▸ **WORK TO BE COMPLETED**: Every record must appear in your copy exactly as written, with no pictures.

═══ SUPPLIED DATA ═══

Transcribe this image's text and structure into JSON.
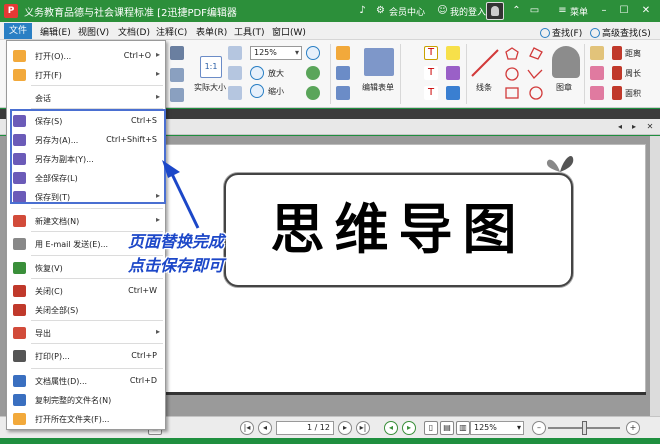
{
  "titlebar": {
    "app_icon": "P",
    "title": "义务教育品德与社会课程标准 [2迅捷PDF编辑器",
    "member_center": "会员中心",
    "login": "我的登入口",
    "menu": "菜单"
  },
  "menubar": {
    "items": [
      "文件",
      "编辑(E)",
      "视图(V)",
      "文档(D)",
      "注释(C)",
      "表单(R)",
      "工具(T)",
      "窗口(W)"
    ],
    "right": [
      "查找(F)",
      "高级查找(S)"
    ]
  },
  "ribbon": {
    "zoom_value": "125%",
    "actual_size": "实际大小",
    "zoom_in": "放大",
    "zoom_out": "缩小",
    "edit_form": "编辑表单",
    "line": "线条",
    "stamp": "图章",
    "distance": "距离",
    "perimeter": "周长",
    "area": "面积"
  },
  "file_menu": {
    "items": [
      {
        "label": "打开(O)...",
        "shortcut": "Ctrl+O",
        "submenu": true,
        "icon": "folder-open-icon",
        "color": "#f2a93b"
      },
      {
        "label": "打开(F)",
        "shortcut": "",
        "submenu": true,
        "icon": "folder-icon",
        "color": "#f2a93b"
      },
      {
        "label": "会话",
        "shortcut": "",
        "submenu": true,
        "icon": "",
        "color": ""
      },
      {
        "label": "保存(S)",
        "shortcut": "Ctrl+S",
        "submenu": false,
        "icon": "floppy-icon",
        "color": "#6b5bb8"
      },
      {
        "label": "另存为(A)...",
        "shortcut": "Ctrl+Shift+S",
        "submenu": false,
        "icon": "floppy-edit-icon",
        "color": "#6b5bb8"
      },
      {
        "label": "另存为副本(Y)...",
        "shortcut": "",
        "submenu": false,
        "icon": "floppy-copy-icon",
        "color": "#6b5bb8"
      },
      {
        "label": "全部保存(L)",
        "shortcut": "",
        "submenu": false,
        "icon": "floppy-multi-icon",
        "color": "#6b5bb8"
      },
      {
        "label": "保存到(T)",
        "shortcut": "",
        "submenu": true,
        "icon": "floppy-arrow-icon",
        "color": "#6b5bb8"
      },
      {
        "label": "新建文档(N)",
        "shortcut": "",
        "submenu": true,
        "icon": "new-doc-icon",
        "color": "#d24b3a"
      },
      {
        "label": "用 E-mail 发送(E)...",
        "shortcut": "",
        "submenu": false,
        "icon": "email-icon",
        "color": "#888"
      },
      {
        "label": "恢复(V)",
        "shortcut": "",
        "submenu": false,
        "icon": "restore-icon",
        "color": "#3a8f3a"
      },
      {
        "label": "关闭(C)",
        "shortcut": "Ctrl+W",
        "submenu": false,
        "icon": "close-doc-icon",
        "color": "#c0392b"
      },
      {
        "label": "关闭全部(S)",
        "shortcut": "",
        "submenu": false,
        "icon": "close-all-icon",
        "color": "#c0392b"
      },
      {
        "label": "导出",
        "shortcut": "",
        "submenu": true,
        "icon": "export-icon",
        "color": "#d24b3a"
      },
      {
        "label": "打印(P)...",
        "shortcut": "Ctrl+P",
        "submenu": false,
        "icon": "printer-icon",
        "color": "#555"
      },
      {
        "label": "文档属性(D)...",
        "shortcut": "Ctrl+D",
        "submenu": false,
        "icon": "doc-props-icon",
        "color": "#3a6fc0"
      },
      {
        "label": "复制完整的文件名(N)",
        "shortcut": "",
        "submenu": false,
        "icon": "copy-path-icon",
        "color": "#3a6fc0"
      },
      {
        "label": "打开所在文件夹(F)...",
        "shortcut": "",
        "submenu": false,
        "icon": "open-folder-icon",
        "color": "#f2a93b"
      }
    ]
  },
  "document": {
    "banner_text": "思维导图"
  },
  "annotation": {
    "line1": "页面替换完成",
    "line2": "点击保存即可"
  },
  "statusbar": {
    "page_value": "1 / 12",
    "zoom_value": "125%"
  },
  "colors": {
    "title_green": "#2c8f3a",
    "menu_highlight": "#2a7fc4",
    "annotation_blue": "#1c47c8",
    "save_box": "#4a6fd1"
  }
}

═══

▸ **FULL OUTPUT**:
Transcribe this image's text and structure into JSON.
{
  "titlebar": {
    "app_icon": "P",
    "title": "义务教育品德与社会课程标准 [2迅捷PDF编辑器",
    "member_center": "会员中心",
    "login": "我的登入口",
    "menu": "菜单"
  },
  "menubar": {
    "items": [
      "文件",
      "编辑(E)",
      "视图(V)",
      "文档(D)",
      "注释(C)",
      "表单(R)",
      "工具(T)",
      "窗口(W)"
    ],
    "right": [
      "查找(F)",
      "高级查找(S)"
    ]
  },
  "ribbon": {
    "zoom_value": "125%",
    "actual_size": "实际大小",
    "zoom_in": "放大",
    "zoom_out": "缩小",
    "edit_form": "编辑表单",
    "line": "线条",
    "stamp": "图章",
    "distance": "距离",
    "perimeter": "周长",
    "area": "面积"
  },
  "file_menu": {
    "items": [
      {
        "label": "打开(O)...",
        "shortcut": "Ctrl+O",
        "submenu": true,
        "icon": "folder-open-icon",
        "color": "#f2a93b"
      },
      {
        "label": "打开(F)",
        "shortcut": "",
        "submenu": true,
        "icon": "folder-icon",
        "color": "#f2a93b"
      },
      {
        "label": "会话",
        "shortcut": "",
        "submenu": true,
        "icon": "",
        "color": ""
      },
      {
        "label": "保存(S)",
        "shortcut": "Ctrl+S",
        "submenu": false,
        "icon": "floppy-icon",
        "color": "#6b5bb8"
      },
      {
        "label": "另存为(A)...",
        "shortcut": "Ctrl+Shift+S",
        "submenu": false,
        "icon": "floppy-edit-icon",
        "color": "#6b5bb8"
      },
      {
        "label": "另存为副本(Y)...",
        "shortcut": "",
        "submenu": false,
        "icon": "floppy-copy-icon",
        "color": "#6b5bb8"
      },
      {
        "label": "全部保存(L)",
        "shortcut": "",
        "submenu": false,
        "icon": "floppy-multi-icon",
        "color": "#6b5bb8"
      },
      {
        "label": "保存到(T)",
        "shortcut": "",
        "submenu": true,
        "icon": "floppy-arrow-icon",
        "color": "#6b5bb8"
      },
      {
        "label": "新建文档(N)",
        "shortcut": "",
        "submenu": true,
        "icon": "new-doc-icon",
        "color": "#d24b3a"
      },
      {
        "label": "用 E-mail 发送(E)...",
        "shortcut": "",
        "submenu": false,
        "icon": "email-icon",
        "color": "#888"
      },
      {
        "label": "恢复(V)",
        "shortcut": "",
        "submenu": false,
        "icon": "restore-icon",
        "color": "#3a8f3a"
      },
      {
        "label": "关闭(C)",
        "shortcut": "Ctrl+W",
        "submenu": false,
        "icon": "close-doc-icon",
        "color": "#c0392b"
      },
      {
        "label": "关闭全部(S)",
        "shortcut": "",
        "submenu": false,
        "icon": "close-all-icon",
        "color": "#c0392b"
      },
      {
        "label": "导出",
        "shortcut": "",
        "submenu": true,
        "icon": "export-icon",
        "color": "#d24b3a"
      },
      {
        "label": "打印(P)...",
        "shortcut": "Ctrl+P",
        "submenu": false,
        "icon": "printer-icon",
        "color": "#555"
      },
      {
        "label": "文档属性(D)...",
        "shortcut": "Ctrl+D",
        "submenu": false,
        "icon": "doc-props-icon",
        "color": "#3a6fc0"
      },
      {
        "label": "复制完整的文件名(N)",
        "shortcut": "",
        "submenu": false,
        "icon": "copy-path-icon",
        "color": "#3a6fc0"
      },
      {
        "label": "打开所在文件夹(F)...",
        "shortcut": "",
        "submenu": false,
        "icon": "open-folder-icon",
        "color": "#f2a93b"
      }
    ]
  },
  "document": {
    "banner_text": "思维导图"
  },
  "annotation": {
    "line1": "页面替换完成",
    "line2": "点击保存即可"
  },
  "statusbar": {
    "page_value": "1 / 12",
    "zoom_value": "125%"
  },
  "colors": {
    "title_green": "#2c8f3a",
    "menu_highlight": "#2a7fc4",
    "annotation_blue": "#1c47c8",
    "save_box": "#4a6fd1"
  }
}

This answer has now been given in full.